◆ Written instruction
Leave out the pictures and restate the rest of the data exactly.

##### Dataset excerpts #####

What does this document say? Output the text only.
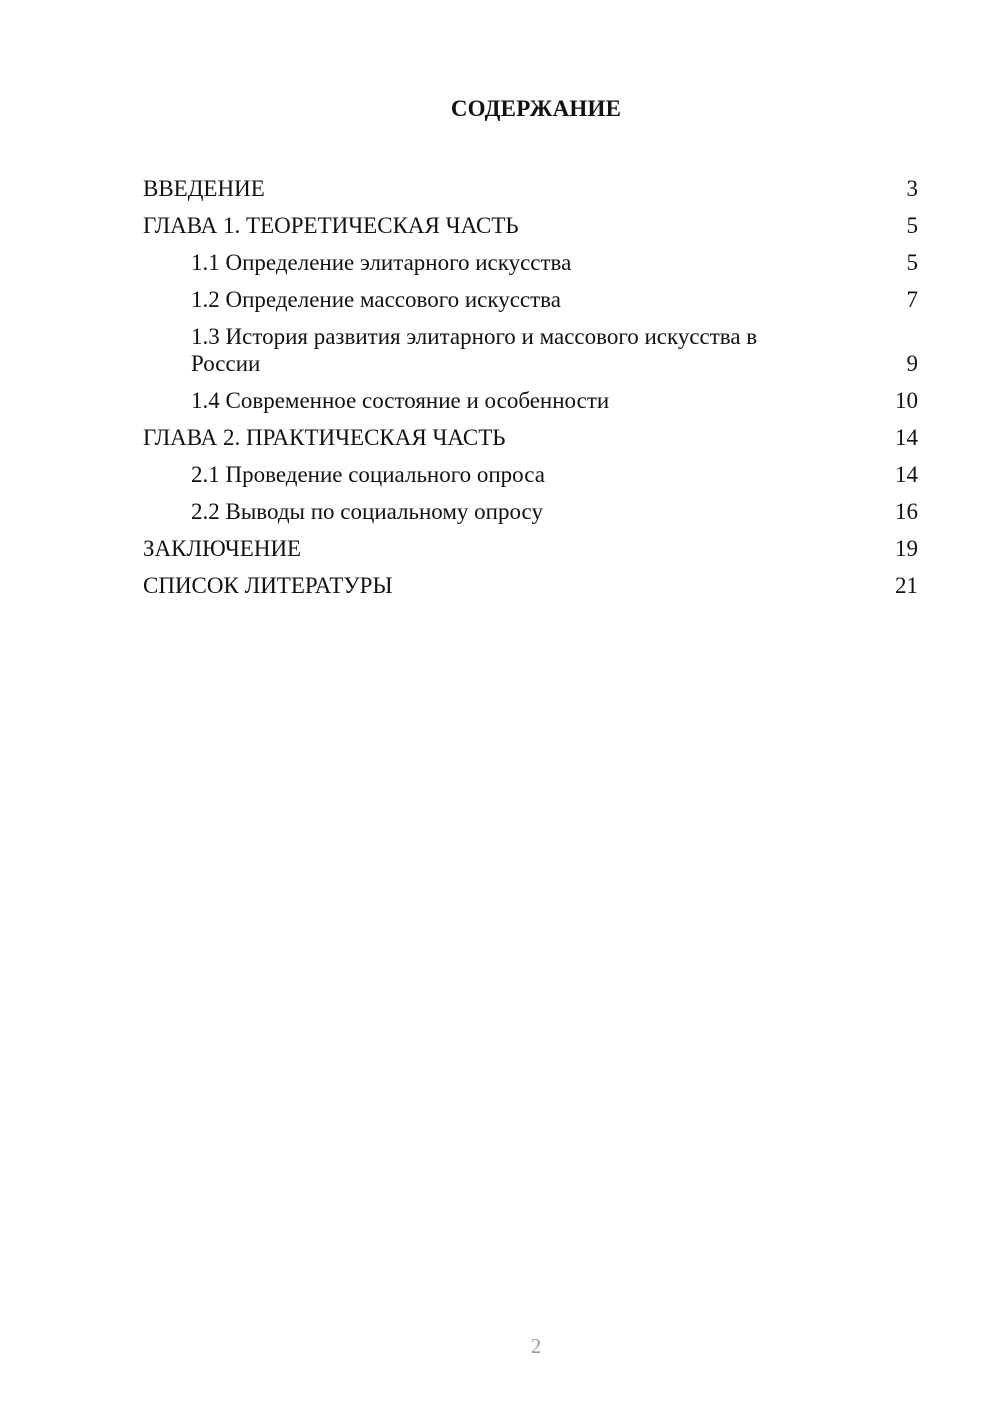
СОДЕРЖАНИЕ
ВВЕДЕНИЕ	3
ГЛАВА 1. ТЕОРЕТИЧЕСКАЯ ЧАСТЬ	5
1.1 Определение элитарного искусства	5
1.2 Определение массового искусства	7
1.3 История развития элитарного и массового искусства в России	9
1.4 Современное состояние и особенности	10
ГЛАВА 2. ПРАКТИЧЕСКАЯ ЧАСТЬ	14
2.1 Проведение социального опроса	14
2.2 Выводы по социальному опросу	16
ЗАКЛЮЧЕНИЕ	19
СПИСОК ЛИТЕРАТУРЫ	21
2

#####

◆ Task output
What does this document say? Output the text only.
СОДЕРЖАНИЕ
ВВЕДЕНИЕ	3
ГЛАВА 1. ТЕОРЕТИЧЕСКАЯ ЧАСТЬ	5
1.1 Определение элитарного искусства	5
1.2 Определение массового искусства	7
1.3 История развития элитарного и массового искусства в России	9
1.4 Современное состояние и особенности	10
ГЛАВА 2. ПРАКТИЧЕСКАЯ ЧАСТЬ	14
2.1 Проведение социального опроса	14
2.2 Выводы по социальному опросу	16
ЗАКЛЮЧЕНИЕ	19
СПИСОК ЛИТЕРАТУРЫ	21
2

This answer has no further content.